• **The exercise**: Locate all lines with the word "скрутку" and copy them out.

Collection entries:
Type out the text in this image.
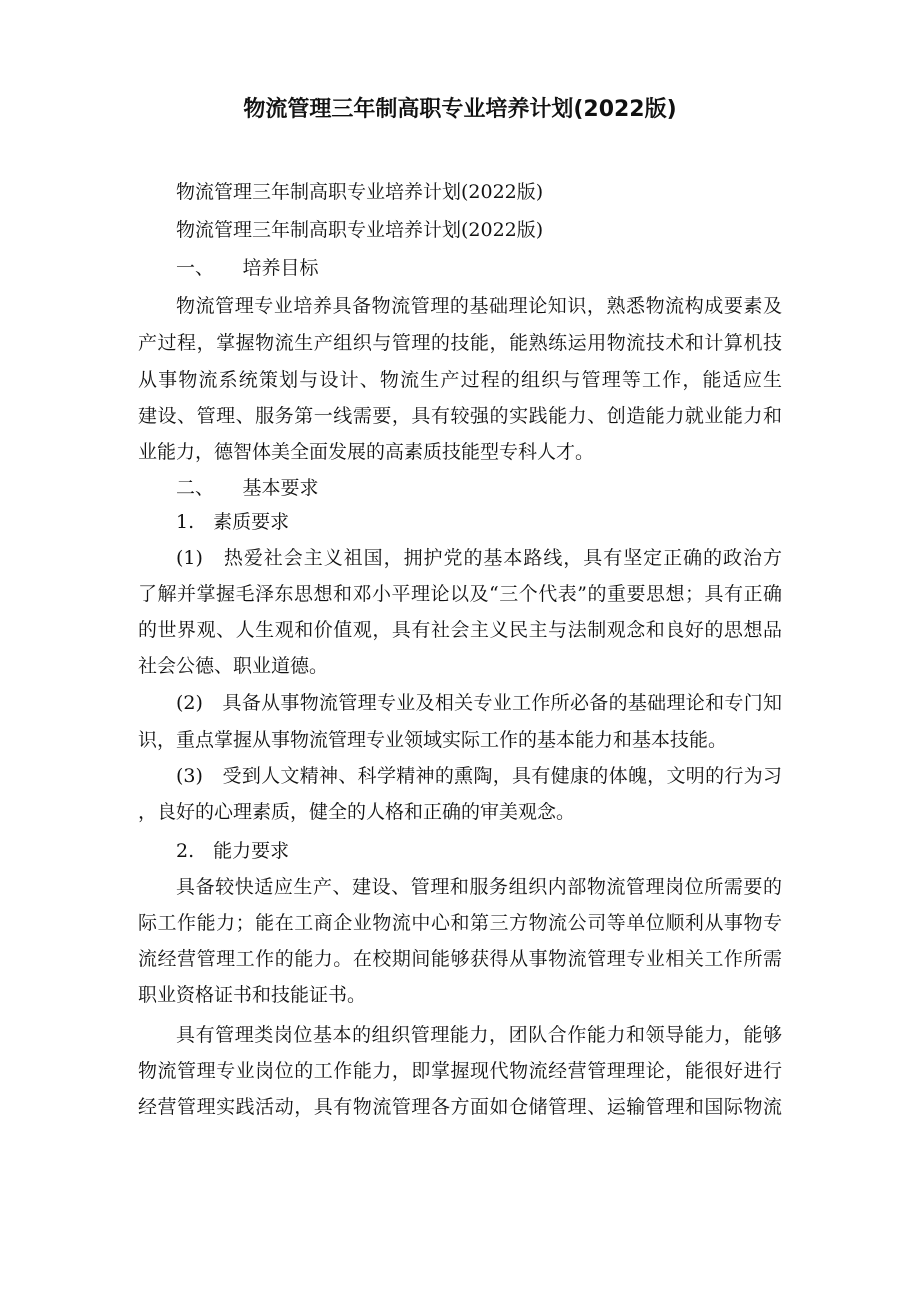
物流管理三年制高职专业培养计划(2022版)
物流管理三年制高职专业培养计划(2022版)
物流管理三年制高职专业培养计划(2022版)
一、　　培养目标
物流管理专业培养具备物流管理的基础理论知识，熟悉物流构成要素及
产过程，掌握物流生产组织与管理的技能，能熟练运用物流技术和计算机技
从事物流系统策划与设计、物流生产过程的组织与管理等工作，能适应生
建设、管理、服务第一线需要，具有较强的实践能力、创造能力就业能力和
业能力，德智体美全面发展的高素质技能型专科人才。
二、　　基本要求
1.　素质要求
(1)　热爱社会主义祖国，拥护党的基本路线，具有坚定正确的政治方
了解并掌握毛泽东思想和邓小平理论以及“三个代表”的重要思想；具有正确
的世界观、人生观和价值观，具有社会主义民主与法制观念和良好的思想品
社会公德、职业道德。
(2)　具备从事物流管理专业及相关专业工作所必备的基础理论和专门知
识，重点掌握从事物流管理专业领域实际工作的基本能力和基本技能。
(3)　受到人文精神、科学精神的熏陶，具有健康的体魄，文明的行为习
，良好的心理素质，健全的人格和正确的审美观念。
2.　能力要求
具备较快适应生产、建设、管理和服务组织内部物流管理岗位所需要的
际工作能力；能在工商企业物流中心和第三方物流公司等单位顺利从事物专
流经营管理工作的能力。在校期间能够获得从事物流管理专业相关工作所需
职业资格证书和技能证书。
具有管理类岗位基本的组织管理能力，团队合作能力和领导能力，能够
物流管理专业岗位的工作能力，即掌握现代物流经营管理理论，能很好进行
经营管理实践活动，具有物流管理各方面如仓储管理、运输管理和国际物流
* * *
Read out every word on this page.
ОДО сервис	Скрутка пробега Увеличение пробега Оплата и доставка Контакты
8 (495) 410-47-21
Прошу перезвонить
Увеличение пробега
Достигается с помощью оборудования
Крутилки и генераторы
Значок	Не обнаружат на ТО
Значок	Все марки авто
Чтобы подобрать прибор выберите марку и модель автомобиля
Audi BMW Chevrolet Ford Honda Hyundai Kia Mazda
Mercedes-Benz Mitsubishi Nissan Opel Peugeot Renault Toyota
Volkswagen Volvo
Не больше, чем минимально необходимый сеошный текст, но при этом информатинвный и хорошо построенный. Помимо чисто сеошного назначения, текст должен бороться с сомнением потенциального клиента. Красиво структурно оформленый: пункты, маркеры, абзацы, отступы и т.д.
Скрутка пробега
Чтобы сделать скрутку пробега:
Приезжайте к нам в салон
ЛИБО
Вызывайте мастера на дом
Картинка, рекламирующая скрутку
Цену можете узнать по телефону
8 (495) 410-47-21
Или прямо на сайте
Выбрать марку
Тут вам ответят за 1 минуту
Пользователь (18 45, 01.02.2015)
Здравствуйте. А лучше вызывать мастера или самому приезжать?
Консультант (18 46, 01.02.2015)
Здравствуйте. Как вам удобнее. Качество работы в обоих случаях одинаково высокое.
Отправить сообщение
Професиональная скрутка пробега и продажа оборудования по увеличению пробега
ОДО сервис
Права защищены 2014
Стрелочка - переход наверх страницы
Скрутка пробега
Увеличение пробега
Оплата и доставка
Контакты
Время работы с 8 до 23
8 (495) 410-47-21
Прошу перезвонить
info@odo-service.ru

• **Finished answer**:
Чтобы сделать скрутку пробега:
Картинка, рекламирующая скрутку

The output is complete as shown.